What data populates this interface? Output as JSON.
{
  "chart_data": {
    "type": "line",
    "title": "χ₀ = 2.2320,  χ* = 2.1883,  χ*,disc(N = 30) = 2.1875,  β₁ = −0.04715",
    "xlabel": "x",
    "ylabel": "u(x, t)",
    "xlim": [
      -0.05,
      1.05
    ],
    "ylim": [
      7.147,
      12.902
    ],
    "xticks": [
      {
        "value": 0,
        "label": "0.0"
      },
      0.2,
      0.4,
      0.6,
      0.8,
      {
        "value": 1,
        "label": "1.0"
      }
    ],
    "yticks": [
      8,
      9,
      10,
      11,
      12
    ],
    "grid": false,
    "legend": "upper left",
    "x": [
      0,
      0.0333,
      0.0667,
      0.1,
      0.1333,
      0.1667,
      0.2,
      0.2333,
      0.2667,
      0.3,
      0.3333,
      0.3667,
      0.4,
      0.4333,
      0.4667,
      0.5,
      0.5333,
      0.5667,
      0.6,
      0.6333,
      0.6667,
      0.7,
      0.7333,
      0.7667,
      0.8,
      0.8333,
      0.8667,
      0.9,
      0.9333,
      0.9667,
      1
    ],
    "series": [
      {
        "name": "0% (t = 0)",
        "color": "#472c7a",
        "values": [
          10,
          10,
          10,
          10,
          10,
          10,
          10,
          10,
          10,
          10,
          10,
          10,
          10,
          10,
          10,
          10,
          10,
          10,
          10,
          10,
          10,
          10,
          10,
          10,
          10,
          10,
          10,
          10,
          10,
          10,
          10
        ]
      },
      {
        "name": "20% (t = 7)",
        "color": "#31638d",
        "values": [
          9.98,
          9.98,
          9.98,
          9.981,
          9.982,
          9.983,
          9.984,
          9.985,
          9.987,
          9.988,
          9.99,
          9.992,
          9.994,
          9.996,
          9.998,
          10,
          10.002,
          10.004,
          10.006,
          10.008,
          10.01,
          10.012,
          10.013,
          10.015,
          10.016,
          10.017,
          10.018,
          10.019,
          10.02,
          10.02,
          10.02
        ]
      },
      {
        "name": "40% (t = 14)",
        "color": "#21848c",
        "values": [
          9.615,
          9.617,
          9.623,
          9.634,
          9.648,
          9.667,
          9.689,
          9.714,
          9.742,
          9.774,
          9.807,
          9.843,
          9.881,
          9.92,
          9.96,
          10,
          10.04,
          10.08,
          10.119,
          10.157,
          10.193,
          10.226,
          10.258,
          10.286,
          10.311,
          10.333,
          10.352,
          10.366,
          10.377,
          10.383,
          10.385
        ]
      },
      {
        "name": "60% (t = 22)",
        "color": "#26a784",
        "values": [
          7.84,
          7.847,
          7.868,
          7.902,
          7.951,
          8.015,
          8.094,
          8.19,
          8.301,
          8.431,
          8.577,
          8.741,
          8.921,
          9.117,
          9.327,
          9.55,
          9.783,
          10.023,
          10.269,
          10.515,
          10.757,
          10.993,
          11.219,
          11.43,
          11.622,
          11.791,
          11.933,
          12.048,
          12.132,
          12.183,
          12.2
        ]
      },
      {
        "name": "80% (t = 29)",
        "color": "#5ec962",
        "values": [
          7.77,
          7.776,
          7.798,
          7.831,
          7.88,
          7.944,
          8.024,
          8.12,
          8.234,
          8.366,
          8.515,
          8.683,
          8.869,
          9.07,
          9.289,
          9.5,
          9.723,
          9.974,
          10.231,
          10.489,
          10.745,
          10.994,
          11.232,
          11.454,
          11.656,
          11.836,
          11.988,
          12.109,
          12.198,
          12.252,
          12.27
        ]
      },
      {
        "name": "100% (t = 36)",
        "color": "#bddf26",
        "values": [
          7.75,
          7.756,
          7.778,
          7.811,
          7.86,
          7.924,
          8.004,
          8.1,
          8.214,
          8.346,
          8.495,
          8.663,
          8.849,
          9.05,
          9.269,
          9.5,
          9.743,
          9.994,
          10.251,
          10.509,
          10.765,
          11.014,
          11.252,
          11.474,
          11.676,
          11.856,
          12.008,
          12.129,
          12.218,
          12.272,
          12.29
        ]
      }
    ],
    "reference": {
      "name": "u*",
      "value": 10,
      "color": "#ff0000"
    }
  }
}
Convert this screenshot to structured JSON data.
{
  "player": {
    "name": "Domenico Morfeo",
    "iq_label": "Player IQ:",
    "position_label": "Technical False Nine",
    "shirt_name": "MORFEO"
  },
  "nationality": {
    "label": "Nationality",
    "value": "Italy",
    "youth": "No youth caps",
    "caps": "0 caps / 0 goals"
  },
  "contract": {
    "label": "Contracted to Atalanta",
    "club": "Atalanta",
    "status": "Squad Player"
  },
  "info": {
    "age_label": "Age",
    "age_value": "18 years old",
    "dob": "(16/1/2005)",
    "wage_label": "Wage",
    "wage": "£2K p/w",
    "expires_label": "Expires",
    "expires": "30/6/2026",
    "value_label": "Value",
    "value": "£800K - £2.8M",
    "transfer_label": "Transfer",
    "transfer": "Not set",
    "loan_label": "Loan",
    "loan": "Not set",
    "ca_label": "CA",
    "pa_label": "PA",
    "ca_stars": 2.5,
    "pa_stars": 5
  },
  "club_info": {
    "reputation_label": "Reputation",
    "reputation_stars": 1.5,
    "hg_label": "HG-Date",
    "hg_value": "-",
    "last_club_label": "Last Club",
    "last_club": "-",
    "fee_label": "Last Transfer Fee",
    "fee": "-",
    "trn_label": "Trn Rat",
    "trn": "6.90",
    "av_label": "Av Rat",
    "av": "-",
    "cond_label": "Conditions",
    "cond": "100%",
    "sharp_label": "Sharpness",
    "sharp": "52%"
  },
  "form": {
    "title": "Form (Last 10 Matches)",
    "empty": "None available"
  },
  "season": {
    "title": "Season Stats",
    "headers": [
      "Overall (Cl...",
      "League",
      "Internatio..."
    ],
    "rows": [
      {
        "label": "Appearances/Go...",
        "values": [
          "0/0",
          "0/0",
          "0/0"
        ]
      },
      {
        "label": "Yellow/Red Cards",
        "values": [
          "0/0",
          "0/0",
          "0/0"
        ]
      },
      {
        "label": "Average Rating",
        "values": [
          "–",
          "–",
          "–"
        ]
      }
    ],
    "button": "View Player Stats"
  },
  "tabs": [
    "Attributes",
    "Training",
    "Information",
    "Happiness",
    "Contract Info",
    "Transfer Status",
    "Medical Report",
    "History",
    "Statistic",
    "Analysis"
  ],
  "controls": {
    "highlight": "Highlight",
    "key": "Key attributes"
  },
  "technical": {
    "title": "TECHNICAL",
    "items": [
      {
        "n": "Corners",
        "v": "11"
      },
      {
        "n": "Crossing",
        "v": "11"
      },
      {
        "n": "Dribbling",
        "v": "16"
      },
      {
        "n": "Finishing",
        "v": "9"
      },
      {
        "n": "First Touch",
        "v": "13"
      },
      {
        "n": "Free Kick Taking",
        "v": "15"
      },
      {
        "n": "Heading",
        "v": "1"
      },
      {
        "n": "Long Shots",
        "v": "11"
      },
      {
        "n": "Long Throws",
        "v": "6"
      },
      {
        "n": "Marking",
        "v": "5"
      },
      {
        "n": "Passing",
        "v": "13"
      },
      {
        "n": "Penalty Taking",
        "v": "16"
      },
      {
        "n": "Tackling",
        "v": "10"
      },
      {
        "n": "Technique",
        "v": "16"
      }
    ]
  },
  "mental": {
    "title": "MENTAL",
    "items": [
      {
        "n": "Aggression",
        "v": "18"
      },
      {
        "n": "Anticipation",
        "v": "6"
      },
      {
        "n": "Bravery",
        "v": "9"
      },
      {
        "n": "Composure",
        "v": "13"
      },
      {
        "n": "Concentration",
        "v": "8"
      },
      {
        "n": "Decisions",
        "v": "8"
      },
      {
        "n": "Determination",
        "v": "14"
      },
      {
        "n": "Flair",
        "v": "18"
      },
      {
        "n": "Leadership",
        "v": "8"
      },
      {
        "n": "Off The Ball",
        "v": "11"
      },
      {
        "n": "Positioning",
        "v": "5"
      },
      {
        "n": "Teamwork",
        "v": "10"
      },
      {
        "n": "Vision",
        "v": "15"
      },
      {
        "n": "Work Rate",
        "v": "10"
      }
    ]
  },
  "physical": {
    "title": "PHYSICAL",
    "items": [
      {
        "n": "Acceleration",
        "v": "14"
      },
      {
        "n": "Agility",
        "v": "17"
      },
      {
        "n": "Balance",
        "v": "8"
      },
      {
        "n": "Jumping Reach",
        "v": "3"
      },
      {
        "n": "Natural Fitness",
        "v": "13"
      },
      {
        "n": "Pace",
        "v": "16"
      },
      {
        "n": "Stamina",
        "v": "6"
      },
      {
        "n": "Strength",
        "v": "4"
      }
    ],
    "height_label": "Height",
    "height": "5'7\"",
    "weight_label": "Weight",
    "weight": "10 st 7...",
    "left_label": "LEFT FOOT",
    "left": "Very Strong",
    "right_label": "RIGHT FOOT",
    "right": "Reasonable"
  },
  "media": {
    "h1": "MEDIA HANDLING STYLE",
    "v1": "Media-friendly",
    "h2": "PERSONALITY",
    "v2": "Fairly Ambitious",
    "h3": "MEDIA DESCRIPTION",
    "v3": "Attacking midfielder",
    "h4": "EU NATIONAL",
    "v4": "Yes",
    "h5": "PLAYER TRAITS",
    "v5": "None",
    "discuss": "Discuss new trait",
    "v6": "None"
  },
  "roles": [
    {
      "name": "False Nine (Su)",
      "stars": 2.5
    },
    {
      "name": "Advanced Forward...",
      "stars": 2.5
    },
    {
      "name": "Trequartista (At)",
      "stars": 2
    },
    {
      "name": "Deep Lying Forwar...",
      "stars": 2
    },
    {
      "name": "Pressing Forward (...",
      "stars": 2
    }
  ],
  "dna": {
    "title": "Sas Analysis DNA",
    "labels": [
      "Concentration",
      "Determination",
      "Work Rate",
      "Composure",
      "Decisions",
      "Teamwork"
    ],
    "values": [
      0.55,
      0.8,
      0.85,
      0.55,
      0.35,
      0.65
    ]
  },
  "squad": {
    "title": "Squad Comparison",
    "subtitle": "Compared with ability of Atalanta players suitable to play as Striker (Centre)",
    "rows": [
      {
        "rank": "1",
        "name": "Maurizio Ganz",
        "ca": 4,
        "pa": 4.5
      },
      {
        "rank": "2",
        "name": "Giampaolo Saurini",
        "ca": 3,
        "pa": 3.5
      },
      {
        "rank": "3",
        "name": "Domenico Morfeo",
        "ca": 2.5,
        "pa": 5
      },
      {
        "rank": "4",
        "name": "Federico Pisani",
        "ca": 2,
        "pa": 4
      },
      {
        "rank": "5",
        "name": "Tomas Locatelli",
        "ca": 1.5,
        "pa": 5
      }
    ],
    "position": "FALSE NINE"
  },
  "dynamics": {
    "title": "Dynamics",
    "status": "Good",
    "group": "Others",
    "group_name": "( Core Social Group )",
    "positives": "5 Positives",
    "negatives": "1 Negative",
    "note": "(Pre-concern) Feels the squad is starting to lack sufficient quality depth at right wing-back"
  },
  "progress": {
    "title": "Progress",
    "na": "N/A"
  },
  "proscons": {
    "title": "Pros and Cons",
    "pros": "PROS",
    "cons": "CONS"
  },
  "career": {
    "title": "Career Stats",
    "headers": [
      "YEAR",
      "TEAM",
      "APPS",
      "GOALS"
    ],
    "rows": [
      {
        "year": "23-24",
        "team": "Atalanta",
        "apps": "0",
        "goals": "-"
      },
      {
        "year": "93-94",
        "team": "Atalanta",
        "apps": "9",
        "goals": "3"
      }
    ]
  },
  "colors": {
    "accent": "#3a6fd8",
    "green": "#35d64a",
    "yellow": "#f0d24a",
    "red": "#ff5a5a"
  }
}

● ● ● ●

DIRECTIONS
Collect the lines that hold "Forward".

RESULT BELOW
      "name": "Advanced Forward...",
      "name": "Pressing Forward (...",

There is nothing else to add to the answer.